→ **Problem description**
Return each line of the listing that contains the string "Seçiniz".

→ **Data to use**
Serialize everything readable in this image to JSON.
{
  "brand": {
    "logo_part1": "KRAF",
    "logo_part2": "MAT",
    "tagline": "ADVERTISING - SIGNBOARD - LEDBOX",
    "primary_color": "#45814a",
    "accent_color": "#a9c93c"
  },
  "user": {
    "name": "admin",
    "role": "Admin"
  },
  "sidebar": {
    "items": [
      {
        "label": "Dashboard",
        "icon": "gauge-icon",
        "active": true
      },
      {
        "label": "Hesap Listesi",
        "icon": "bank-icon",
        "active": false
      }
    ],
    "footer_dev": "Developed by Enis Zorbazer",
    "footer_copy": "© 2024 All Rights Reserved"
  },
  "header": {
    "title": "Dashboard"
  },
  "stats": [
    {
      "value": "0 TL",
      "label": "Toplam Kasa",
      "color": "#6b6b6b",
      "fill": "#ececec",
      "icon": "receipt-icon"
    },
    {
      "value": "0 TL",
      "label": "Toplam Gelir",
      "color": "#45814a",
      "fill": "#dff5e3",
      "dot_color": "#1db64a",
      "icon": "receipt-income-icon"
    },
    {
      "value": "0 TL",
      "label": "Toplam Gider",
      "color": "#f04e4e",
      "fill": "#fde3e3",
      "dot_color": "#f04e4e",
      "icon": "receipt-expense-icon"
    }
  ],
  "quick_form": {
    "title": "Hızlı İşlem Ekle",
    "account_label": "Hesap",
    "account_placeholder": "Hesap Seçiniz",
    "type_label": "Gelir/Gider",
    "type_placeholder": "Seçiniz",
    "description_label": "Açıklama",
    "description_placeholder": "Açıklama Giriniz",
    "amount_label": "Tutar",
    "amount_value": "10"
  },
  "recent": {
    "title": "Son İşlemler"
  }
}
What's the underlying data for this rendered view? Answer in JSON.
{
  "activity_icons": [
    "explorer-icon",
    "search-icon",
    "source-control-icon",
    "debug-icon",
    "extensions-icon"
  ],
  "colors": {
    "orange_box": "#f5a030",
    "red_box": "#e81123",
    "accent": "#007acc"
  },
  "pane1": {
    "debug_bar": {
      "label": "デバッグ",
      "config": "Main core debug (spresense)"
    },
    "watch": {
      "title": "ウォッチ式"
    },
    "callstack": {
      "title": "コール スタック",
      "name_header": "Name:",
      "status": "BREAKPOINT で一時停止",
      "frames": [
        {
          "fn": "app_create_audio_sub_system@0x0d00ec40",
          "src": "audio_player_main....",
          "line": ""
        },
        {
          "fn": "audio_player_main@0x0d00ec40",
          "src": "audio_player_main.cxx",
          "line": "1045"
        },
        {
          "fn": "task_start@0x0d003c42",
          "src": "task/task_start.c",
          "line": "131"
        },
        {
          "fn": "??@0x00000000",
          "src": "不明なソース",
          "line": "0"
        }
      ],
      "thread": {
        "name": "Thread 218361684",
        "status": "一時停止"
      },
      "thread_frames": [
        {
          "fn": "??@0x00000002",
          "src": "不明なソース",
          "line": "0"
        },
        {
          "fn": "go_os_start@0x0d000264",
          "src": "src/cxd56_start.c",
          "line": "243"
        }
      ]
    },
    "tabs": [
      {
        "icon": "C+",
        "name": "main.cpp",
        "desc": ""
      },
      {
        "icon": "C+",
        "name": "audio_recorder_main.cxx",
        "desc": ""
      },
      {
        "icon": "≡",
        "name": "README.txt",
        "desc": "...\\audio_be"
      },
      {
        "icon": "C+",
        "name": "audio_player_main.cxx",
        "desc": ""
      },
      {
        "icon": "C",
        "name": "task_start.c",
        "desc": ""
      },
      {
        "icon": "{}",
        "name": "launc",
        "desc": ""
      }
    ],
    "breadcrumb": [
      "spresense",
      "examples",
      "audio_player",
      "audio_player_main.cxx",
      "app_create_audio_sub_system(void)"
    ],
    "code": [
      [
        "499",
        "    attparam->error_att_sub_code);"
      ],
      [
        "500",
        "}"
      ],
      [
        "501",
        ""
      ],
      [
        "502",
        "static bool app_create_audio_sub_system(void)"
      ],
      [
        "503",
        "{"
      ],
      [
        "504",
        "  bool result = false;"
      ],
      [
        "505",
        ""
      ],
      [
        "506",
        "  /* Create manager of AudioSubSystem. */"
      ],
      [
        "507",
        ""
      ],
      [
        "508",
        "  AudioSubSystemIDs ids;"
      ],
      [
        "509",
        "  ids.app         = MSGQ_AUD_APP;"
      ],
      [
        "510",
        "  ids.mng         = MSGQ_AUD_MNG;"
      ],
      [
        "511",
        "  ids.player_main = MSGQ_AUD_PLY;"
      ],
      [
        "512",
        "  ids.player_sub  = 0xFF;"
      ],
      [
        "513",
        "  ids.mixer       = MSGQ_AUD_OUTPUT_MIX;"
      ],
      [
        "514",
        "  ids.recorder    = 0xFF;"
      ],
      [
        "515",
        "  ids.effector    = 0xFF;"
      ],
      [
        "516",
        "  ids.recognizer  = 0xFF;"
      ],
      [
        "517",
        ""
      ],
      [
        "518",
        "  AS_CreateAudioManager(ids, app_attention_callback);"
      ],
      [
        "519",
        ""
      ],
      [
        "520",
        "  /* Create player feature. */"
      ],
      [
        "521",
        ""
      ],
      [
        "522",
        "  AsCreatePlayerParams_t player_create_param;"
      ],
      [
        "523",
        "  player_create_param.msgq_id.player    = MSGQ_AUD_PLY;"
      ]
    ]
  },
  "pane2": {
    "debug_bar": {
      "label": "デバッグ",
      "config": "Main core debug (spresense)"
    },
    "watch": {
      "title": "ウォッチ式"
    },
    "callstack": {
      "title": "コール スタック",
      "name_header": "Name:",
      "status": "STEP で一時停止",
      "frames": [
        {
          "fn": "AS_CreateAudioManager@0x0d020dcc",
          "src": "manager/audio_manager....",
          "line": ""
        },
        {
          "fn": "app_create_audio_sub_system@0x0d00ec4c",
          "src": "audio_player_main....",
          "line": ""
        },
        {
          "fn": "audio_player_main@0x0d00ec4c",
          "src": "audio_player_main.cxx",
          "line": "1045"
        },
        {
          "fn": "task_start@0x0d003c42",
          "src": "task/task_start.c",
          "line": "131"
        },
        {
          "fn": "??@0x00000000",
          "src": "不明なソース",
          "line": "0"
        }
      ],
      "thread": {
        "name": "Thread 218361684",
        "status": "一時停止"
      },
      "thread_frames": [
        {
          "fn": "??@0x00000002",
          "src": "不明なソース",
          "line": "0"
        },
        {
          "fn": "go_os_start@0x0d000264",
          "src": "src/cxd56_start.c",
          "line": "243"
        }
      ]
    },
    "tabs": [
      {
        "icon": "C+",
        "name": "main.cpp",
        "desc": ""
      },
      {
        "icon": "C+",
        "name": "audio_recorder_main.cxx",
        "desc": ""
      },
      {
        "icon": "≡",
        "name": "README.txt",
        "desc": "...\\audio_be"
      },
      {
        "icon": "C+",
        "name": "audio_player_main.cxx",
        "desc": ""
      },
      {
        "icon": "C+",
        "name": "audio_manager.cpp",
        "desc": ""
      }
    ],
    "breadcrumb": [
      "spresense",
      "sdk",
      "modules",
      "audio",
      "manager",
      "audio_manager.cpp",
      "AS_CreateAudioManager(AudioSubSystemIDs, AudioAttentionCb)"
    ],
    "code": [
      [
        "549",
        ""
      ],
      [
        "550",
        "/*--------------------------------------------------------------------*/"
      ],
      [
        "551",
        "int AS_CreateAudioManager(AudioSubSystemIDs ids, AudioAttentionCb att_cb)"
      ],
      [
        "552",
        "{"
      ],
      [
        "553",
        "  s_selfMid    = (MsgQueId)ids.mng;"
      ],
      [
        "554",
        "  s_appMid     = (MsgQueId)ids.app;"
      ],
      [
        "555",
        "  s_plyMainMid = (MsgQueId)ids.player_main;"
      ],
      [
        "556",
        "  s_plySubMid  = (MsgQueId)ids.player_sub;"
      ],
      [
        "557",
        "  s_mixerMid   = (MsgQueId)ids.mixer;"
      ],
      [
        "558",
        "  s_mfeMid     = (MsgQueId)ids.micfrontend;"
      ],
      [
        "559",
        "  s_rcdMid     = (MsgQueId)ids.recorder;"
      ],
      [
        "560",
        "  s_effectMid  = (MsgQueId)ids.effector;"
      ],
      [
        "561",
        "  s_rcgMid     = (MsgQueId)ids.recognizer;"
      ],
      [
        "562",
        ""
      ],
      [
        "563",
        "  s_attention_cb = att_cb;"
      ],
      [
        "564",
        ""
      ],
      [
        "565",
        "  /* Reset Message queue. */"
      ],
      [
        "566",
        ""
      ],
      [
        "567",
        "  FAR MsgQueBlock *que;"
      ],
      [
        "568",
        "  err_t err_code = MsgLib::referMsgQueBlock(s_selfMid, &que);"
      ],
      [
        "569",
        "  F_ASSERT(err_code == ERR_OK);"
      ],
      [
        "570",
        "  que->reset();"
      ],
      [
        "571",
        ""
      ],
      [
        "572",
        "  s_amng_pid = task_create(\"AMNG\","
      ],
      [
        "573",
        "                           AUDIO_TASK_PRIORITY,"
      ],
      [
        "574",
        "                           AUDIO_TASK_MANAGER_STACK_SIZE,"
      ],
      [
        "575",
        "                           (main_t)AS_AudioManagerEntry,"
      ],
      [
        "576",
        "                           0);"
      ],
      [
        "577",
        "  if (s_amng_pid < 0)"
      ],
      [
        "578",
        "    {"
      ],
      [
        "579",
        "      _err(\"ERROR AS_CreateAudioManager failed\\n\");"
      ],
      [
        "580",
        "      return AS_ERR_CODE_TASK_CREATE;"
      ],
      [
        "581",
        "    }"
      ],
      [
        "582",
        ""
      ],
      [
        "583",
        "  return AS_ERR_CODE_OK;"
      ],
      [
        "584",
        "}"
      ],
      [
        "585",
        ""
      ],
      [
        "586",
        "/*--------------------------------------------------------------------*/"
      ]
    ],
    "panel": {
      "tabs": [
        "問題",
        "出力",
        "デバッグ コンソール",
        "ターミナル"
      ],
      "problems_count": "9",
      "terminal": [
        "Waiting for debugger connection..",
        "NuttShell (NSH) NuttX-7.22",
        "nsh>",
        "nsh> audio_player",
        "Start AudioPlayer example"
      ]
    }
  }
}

→ **Task response**
    "account_placeholder": "Hesap Seçiniz",
    "type_placeholder": "Seçiniz",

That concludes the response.